### RECORD EXTRACTS

---

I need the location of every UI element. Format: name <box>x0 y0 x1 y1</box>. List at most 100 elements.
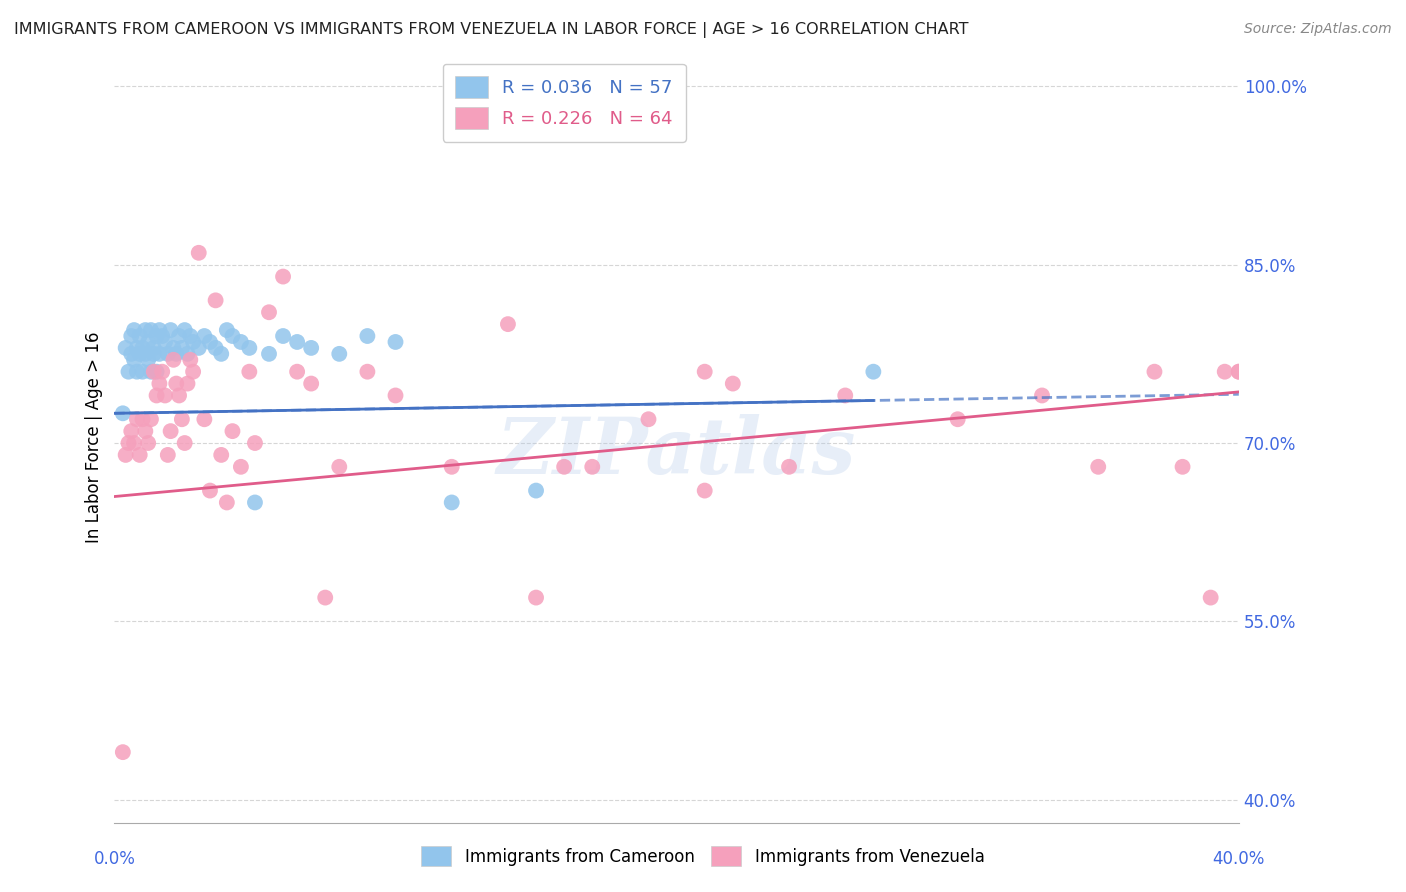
Point <box>136 352 159 367</box>
Point <box>637 412 659 426</box>
Point <box>134 424 156 438</box>
Point <box>238 341 260 355</box>
Point <box>136 436 159 450</box>
Point <box>1087 459 1109 474</box>
Point <box>215 323 238 337</box>
Point <box>117 365 139 379</box>
Point <box>328 347 350 361</box>
Point <box>167 329 190 343</box>
Point <box>299 376 322 391</box>
Point <box>120 329 142 343</box>
Point <box>693 483 716 498</box>
Point <box>165 347 187 361</box>
Point <box>150 365 173 379</box>
Point <box>167 388 190 402</box>
Point <box>165 376 187 391</box>
Point <box>1213 365 1236 379</box>
Point <box>440 495 463 509</box>
Point <box>134 323 156 337</box>
Point <box>271 269 294 284</box>
Point <box>136 334 159 349</box>
Point <box>193 329 215 343</box>
Point <box>1031 388 1053 402</box>
Point <box>384 388 406 402</box>
Point <box>181 334 204 349</box>
Point <box>122 352 145 367</box>
Point <box>162 341 184 355</box>
Point <box>148 347 170 361</box>
Point <box>581 459 603 474</box>
Point <box>553 459 575 474</box>
Point <box>128 329 150 343</box>
Point <box>111 406 134 420</box>
Point <box>122 436 145 450</box>
Point <box>153 388 176 402</box>
Point <box>257 305 280 319</box>
Point <box>187 341 209 355</box>
Point <box>179 352 201 367</box>
Text: IMMIGRANTS FROM CAMEROON VS IMMIGRANTS FROM VENEZUELA IN LABOR FORCE | AGE > 16 : IMMIGRANTS FROM CAMEROON VS IMMIGRANTS F… <box>14 22 969 38</box>
Point <box>198 334 221 349</box>
Point <box>159 424 181 438</box>
Point <box>862 365 884 379</box>
Point <box>176 376 198 391</box>
Point <box>215 495 238 509</box>
Point <box>150 329 173 343</box>
Point <box>187 245 209 260</box>
Point <box>111 745 134 759</box>
Point <box>173 323 195 337</box>
Point <box>170 412 193 426</box>
Point <box>1227 365 1250 379</box>
Point <box>142 347 165 361</box>
Point <box>145 388 167 402</box>
Point <box>524 483 547 498</box>
Point <box>257 347 280 361</box>
Point <box>145 329 167 343</box>
Point <box>229 334 252 349</box>
Point <box>209 347 232 361</box>
Legend: Immigrants from Cameroon, Immigrants from Venezuela: Immigrants from Cameroon, Immigrants fro… <box>413 838 993 875</box>
Point <box>778 459 800 474</box>
Point <box>1143 365 1166 379</box>
Point <box>946 412 969 426</box>
Point <box>148 376 170 391</box>
Point <box>173 436 195 450</box>
Point <box>238 365 260 379</box>
Point <box>142 365 165 379</box>
Point <box>496 317 519 331</box>
Point <box>314 591 336 605</box>
Point <box>120 347 142 361</box>
Point <box>356 365 378 379</box>
Point <box>193 412 215 426</box>
Text: Source: ZipAtlas.com: Source: ZipAtlas.com <box>1244 22 1392 37</box>
Point <box>170 341 193 355</box>
Point <box>131 365 153 379</box>
Point <box>128 448 150 462</box>
Point <box>285 334 308 349</box>
Y-axis label: In Labor Force | Age > 16: In Labor Force | Age > 16 <box>86 331 103 543</box>
Point <box>125 412 148 426</box>
Legend: R = 0.036   N = 57, R = 0.226   N = 64: R = 0.036 N = 57, R = 0.226 N = 64 <box>443 63 686 142</box>
Point <box>156 448 179 462</box>
Point <box>117 436 139 450</box>
Point <box>524 591 547 605</box>
Point <box>198 483 221 498</box>
Point <box>114 448 136 462</box>
Point <box>125 341 148 355</box>
Point <box>204 341 226 355</box>
Point <box>176 347 198 361</box>
Point <box>299 341 322 355</box>
Point <box>328 459 350 474</box>
Point <box>721 376 744 391</box>
Point <box>128 347 150 361</box>
Point <box>139 412 162 426</box>
Point <box>834 388 856 402</box>
Point <box>209 448 232 462</box>
Point <box>1199 591 1222 605</box>
Point <box>131 341 153 355</box>
Point <box>131 412 153 426</box>
Point <box>271 329 294 343</box>
Point <box>229 459 252 474</box>
Point <box>122 323 145 337</box>
Point <box>179 329 201 343</box>
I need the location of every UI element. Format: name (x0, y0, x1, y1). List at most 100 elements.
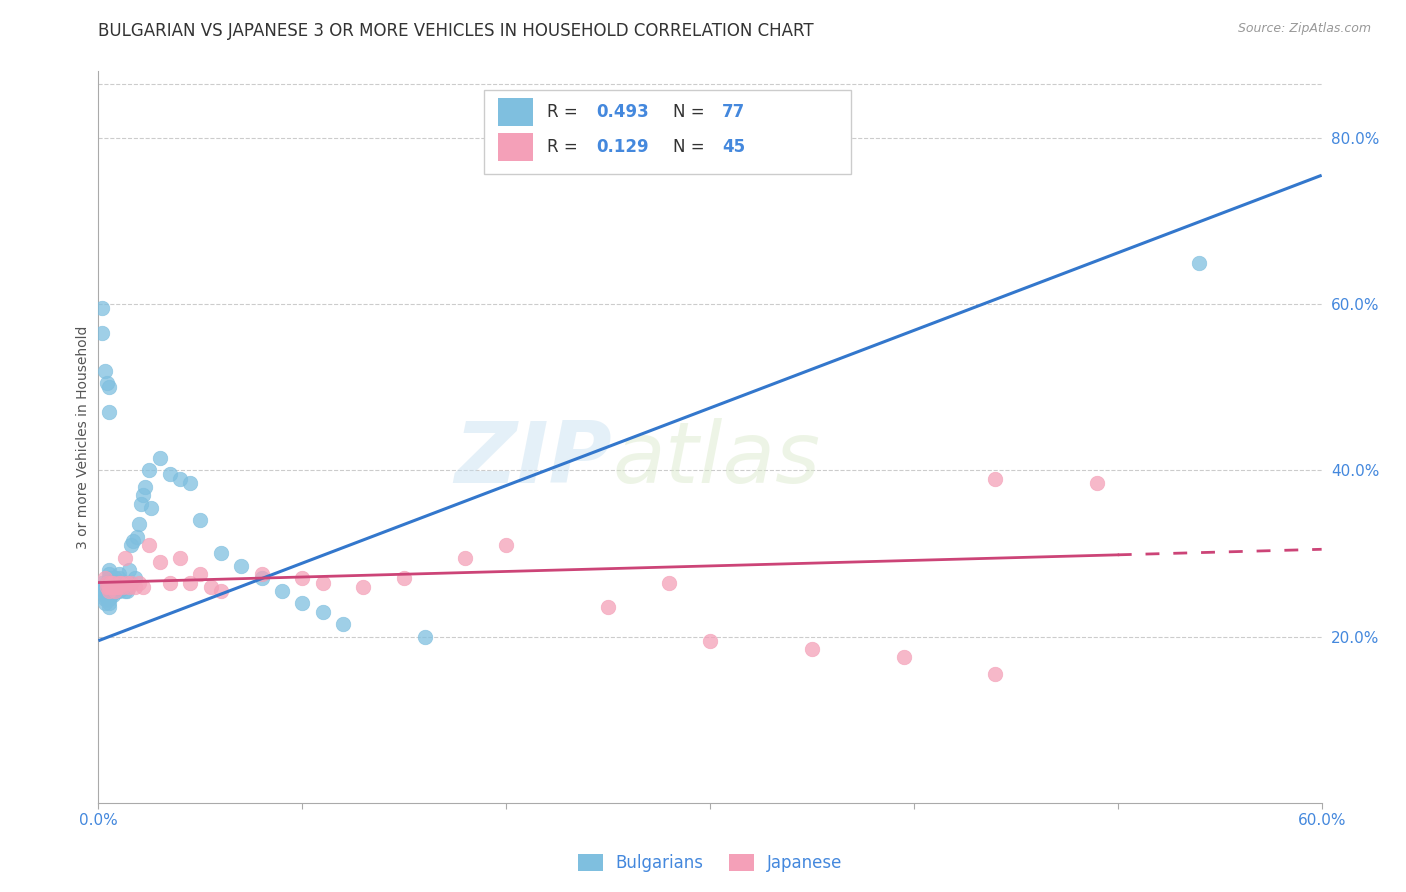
Text: 45: 45 (723, 137, 745, 156)
Point (658, 575, 681, 590)
FancyBboxPatch shape (484, 90, 851, 174)
Text: 0.129: 0.129 (596, 137, 650, 156)
Text: R =: R = (547, 137, 589, 156)
Point (141, 500, 163, 515)
Point (115, 583, 138, 598)
Point (120, 538, 142, 552)
Point (96, 580, 118, 594)
Point (97, 571, 120, 585)
Point (124, 580, 146, 594)
Y-axis label: 3 or more Vehicles in Household: 3 or more Vehicles in Household (76, 326, 90, 549)
Point (96, 592, 118, 607)
Point (169, 550, 191, 565)
Point (159, 467, 181, 482)
Point (91, 575, 114, 590)
Point (101, 583, 124, 598)
Point (93, 588, 115, 602)
Point (101, 580, 124, 594)
FancyBboxPatch shape (498, 133, 533, 161)
Text: N =: N = (673, 103, 710, 121)
Point (179, 475, 201, 490)
Point (128, 517, 150, 532)
Point (104, 583, 127, 598)
Point (101, 575, 124, 590)
Point (97, 596, 120, 610)
Point (312, 605, 335, 619)
Point (105, 580, 128, 594)
Point (291, 596, 314, 610)
Point (114, 575, 136, 590)
Point (108, 583, 131, 598)
Point (413, 630, 436, 644)
Text: R =: R = (547, 103, 583, 121)
Point (97, 405, 120, 419)
Point (105, 580, 128, 594)
Point (188, 513, 212, 527)
Point (699, 633, 721, 648)
Text: Source: ZipAtlas.com: Source: ZipAtlas.com (1237, 22, 1371, 36)
Point (97, 380, 120, 394)
Point (105, 583, 128, 598)
Point (209, 546, 232, 560)
Point (1085, 475, 1108, 490)
Point (96, 588, 118, 602)
Point (332, 617, 354, 632)
Point (101, 588, 124, 602)
Point (93, 592, 115, 607)
Point (159, 575, 181, 590)
Point (97, 592, 120, 607)
Point (101, 575, 124, 590)
Point (138, 463, 160, 477)
Point (104, 571, 127, 585)
Point (188, 567, 212, 582)
Point (454, 550, 477, 565)
Point (209, 583, 232, 598)
Point (801, 642, 824, 657)
Point (984, 667, 1007, 681)
Point (118, 563, 141, 577)
Point (96, 580, 118, 594)
Text: BULGARIAN VS JAPANESE 3 OR MORE VEHICLES IN HOUSEHOLD CORRELATION CHART: BULGARIAN VS JAPANESE 3 OR MORE VEHICLES… (98, 22, 814, 40)
Point (495, 538, 517, 552)
Point (100, 580, 122, 594)
Point (100, 583, 122, 598)
Point (93, 571, 115, 585)
Point (291, 571, 314, 585)
Point (96, 376, 118, 390)
Point (93, 596, 115, 610)
Text: atlas: atlas (612, 417, 820, 500)
Text: 77: 77 (723, 103, 745, 121)
Point (100, 575, 122, 590)
Point (312, 575, 335, 590)
Point (250, 567, 273, 582)
Point (91, 326, 114, 341)
Point (91, 583, 114, 598)
Point (124, 571, 146, 585)
Point (114, 550, 136, 565)
Point (111, 580, 134, 594)
Point (352, 580, 374, 594)
Point (392, 571, 416, 585)
Point (96, 575, 118, 590)
Point (110, 575, 132, 590)
Point (134, 480, 156, 494)
Text: ZIP: ZIP (454, 417, 612, 500)
Point (149, 555, 172, 569)
Point (598, 600, 620, 615)
Point (111, 582, 134, 596)
Point (101, 580, 124, 594)
Point (91, 301, 114, 316)
Text: N =: N = (673, 137, 710, 156)
Point (128, 575, 150, 590)
Point (149, 450, 172, 465)
Point (108, 575, 131, 590)
Point (114, 583, 136, 598)
Point (110, 575, 132, 590)
Point (110, 580, 132, 594)
Point (115, 575, 138, 590)
Point (893, 650, 915, 665)
Point (97, 563, 120, 577)
Point (96, 575, 118, 590)
Point (97, 583, 120, 598)
Point (104, 575, 127, 590)
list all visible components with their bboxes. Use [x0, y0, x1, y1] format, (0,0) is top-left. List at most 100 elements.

---

### PROMPT
Rewrite everything from the line containing "Text: 45: 45 (723, 137, 745, 156)" down to the line containing "Point (97, 592, 120, 607)", replacing "FancyBboxPatch shape" with "Rounded box shape" and leaving all else unchanged.

### THE RESULT
Text: 45: 45 (723, 137, 745, 156)
Point (658, 575, 681, 590)
Rounded box shape (484, 90, 851, 174)
Text: 0.129: 0.129 (596, 137, 650, 156)
Text: R =: R = (547, 137, 589, 156)
Point (141, 500, 163, 515)
Point (115, 583, 138, 598)
Point (120, 538, 142, 552)
Point (96, 580, 118, 594)
Point (97, 571, 120, 585)
Point (124, 580, 146, 594)
Y-axis label: 3 or more Vehicles in Household: 3 or more Vehicles in Household (76, 326, 90, 549)
Point (96, 592, 118, 607)
Point (169, 550, 191, 565)
Point (159, 467, 181, 482)
Point (91, 575, 114, 590)
Point (101, 583, 124, 598)
Point (93, 588, 115, 602)
Point (101, 580, 124, 594)
Rounded box shape (498, 133, 533, 161)
Text: N =: N = (673, 103, 710, 121)
Point (179, 475, 201, 490)
Point (128, 517, 150, 532)
Point (104, 583, 127, 598)
Point (101, 575, 124, 590)
Point (97, 596, 120, 610)
Point (312, 605, 335, 619)
Point (105, 580, 128, 594)
Point (291, 596, 314, 610)
Point (114, 575, 136, 590)
Point (108, 583, 131, 598)
Point (413, 630, 436, 644)
Text: R =: R = (547, 103, 583, 121)
Point (97, 405, 120, 419)
Point (105, 580, 128, 594)
Point (188, 513, 212, 527)
Point (699, 633, 721, 648)
Text: Source: ZipAtlas.com: Source: ZipAtlas.com (1237, 22, 1371, 36)
Point (97, 380, 120, 394)
Point (105, 583, 128, 598)
Point (209, 546, 232, 560)
Point (1085, 475, 1108, 490)
Point (96, 588, 118, 602)
Point (332, 617, 354, 632)
Point (101, 588, 124, 602)
Point (93, 592, 115, 607)
Point (159, 575, 181, 590)
Point (97, 592, 120, 607)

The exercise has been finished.